(Items from a figure collection)
>> Begin

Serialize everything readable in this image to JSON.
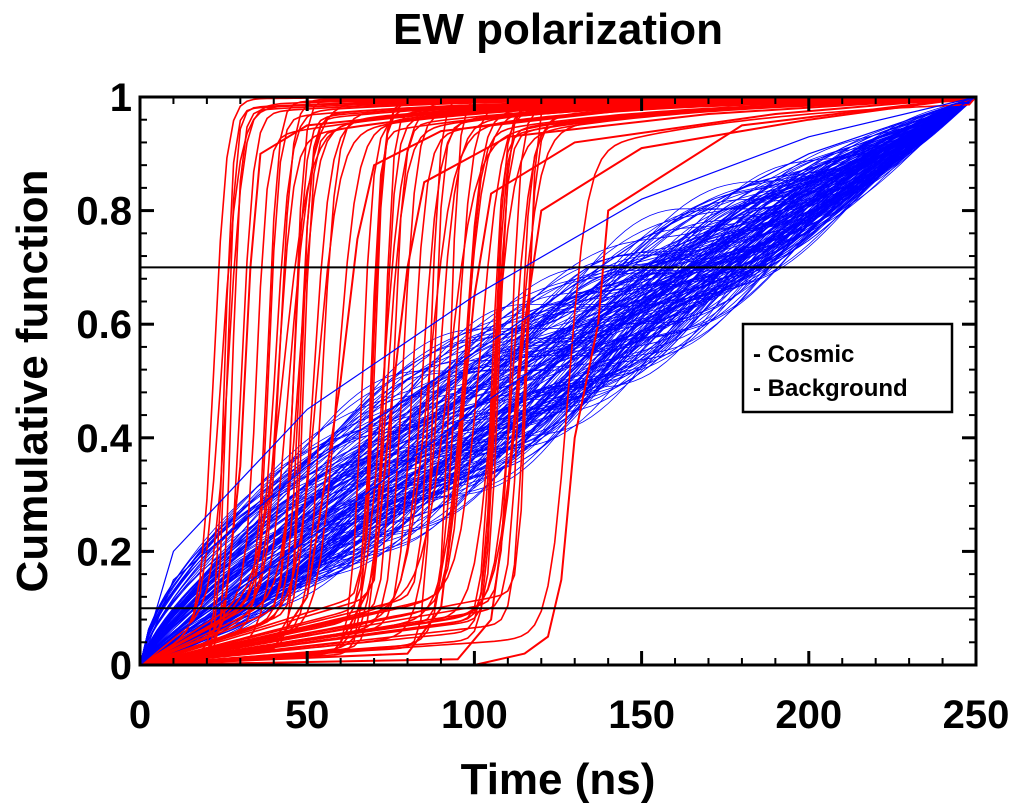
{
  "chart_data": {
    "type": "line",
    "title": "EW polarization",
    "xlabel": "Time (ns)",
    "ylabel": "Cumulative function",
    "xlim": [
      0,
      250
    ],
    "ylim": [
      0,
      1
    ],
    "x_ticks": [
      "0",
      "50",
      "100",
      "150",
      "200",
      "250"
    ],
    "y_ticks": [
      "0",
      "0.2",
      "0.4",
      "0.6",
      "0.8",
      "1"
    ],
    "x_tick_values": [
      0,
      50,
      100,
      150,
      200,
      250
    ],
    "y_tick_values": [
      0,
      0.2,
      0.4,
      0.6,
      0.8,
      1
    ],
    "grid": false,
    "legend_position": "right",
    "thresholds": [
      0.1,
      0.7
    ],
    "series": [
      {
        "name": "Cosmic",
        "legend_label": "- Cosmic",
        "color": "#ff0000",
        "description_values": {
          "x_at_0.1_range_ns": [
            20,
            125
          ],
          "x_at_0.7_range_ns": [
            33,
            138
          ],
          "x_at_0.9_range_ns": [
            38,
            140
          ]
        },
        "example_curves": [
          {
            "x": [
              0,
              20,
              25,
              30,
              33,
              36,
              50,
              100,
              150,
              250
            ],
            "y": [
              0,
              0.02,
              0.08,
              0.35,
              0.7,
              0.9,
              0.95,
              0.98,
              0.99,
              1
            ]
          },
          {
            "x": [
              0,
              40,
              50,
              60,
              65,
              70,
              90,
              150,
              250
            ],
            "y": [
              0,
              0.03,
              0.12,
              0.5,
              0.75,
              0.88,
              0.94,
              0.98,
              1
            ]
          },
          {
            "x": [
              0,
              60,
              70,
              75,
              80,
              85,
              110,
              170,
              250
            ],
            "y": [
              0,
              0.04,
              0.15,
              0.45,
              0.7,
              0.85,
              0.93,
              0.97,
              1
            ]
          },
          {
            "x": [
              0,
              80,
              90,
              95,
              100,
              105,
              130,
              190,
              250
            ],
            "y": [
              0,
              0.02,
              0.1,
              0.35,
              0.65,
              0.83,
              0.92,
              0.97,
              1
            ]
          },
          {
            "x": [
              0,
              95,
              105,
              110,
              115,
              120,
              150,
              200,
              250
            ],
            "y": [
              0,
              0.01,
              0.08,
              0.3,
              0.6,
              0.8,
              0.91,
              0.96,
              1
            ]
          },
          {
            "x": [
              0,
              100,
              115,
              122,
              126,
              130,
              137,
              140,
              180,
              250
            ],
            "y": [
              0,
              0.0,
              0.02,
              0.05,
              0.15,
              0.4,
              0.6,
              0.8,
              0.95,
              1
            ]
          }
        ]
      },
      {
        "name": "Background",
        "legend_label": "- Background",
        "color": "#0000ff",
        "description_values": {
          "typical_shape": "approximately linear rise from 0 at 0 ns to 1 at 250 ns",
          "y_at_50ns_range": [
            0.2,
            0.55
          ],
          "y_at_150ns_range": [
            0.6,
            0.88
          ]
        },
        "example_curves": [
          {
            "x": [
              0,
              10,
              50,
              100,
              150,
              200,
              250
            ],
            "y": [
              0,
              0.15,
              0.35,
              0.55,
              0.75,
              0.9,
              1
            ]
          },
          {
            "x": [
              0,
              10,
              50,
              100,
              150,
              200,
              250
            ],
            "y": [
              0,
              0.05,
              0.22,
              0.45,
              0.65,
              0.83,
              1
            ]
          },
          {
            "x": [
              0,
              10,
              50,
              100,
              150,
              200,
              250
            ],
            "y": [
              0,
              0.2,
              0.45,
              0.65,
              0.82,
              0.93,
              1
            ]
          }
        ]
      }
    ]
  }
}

>> End

**Task to carry out:** Write out the entries again, exactly as given, skipping any images.

**The answer:**
Serialize everything readable in this image to JSON.
{
  "chart_data": {
    "type": "line",
    "title": "EW polarization",
    "xlabel": "Time (ns)",
    "ylabel": "Cumulative function",
    "xlim": [
      0,
      250
    ],
    "ylim": [
      0,
      1
    ],
    "x_ticks": [
      "0",
      "50",
      "100",
      "150",
      "200",
      "250"
    ],
    "y_ticks": [
      "0",
      "0.2",
      "0.4",
      "0.6",
      "0.8",
      "1"
    ],
    "x_tick_values": [
      0,
      50,
      100,
      150,
      200,
      250
    ],
    "y_tick_values": [
      0,
      0.2,
      0.4,
      0.6,
      0.8,
      1
    ],
    "grid": false,
    "legend_position": "right",
    "thresholds": [
      0.1,
      0.7
    ],
    "series": [
      {
        "name": "Cosmic",
        "legend_label": "- Cosmic",
        "color": "#ff0000",
        "description_values": {
          "x_at_0.1_range_ns": [
            20,
            125
          ],
          "x_at_0.7_range_ns": [
            33,
            138
          ],
          "x_at_0.9_range_ns": [
            38,
            140
          ]
        },
        "example_curves": [
          {
            "x": [
              0,
              20,
              25,
              30,
              33,
              36,
              50,
              100,
              150,
              250
            ],
            "y": [
              0,
              0.02,
              0.08,
              0.35,
              0.7,
              0.9,
              0.95,
              0.98,
              0.99,
              1
            ]
          },
          {
            "x": [
              0,
              40,
              50,
              60,
              65,
              70,
              90,
              150,
              250
            ],
            "y": [
              0,
              0.03,
              0.12,
              0.5,
              0.75,
              0.88,
              0.94,
              0.98,
              1
            ]
          },
          {
            "x": [
              0,
              60,
              70,
              75,
              80,
              85,
              110,
              170,
              250
            ],
            "y": [
              0,
              0.04,
              0.15,
              0.45,
              0.7,
              0.85,
              0.93,
              0.97,
              1
            ]
          },
          {
            "x": [
              0,
              80,
              90,
              95,
              100,
              105,
              130,
              190,
              250
            ],
            "y": [
              0,
              0.02,
              0.1,
              0.35,
              0.65,
              0.83,
              0.92,
              0.97,
              1
            ]
          },
          {
            "x": [
              0,
              95,
              105,
              110,
              115,
              120,
              150,
              200,
              250
            ],
            "y": [
              0,
              0.01,
              0.08,
              0.3,
              0.6,
              0.8,
              0.91,
              0.96,
              1
            ]
          },
          {
            "x": [
              0,
              100,
              115,
              122,
              126,
              130,
              137,
              140,
              180,
              250
            ],
            "y": [
              0,
              0.0,
              0.02,
              0.05,
              0.15,
              0.4,
              0.6,
              0.8,
              0.95,
              1
            ]
          }
        ]
      },
      {
        "name": "Background",
        "legend_label": "- Background",
        "color": "#0000ff",
        "description_values": {
          "typical_shape": "approximately linear rise from 0 at 0 ns to 1 at 250 ns",
          "y_at_50ns_range": [
            0.2,
            0.55
          ],
          "y_at_150ns_range": [
            0.6,
            0.88
          ]
        },
        "example_curves": [
          {
            "x": [
              0,
              10,
              50,
              100,
              150,
              200,
              250
            ],
            "y": [
              0,
              0.15,
              0.35,
              0.55,
              0.75,
              0.9,
              1
            ]
          },
          {
            "x": [
              0,
              10,
              50,
              100,
              150,
              200,
              250
            ],
            "y": [
              0,
              0.05,
              0.22,
              0.45,
              0.65,
              0.83,
              1
            ]
          },
          {
            "x": [
              0,
              10,
              50,
              100,
              150,
              200,
              250
            ],
            "y": [
              0,
              0.2,
              0.45,
              0.65,
              0.82,
              0.93,
              1
            ]
          }
        ]
      }
    ]
  }
}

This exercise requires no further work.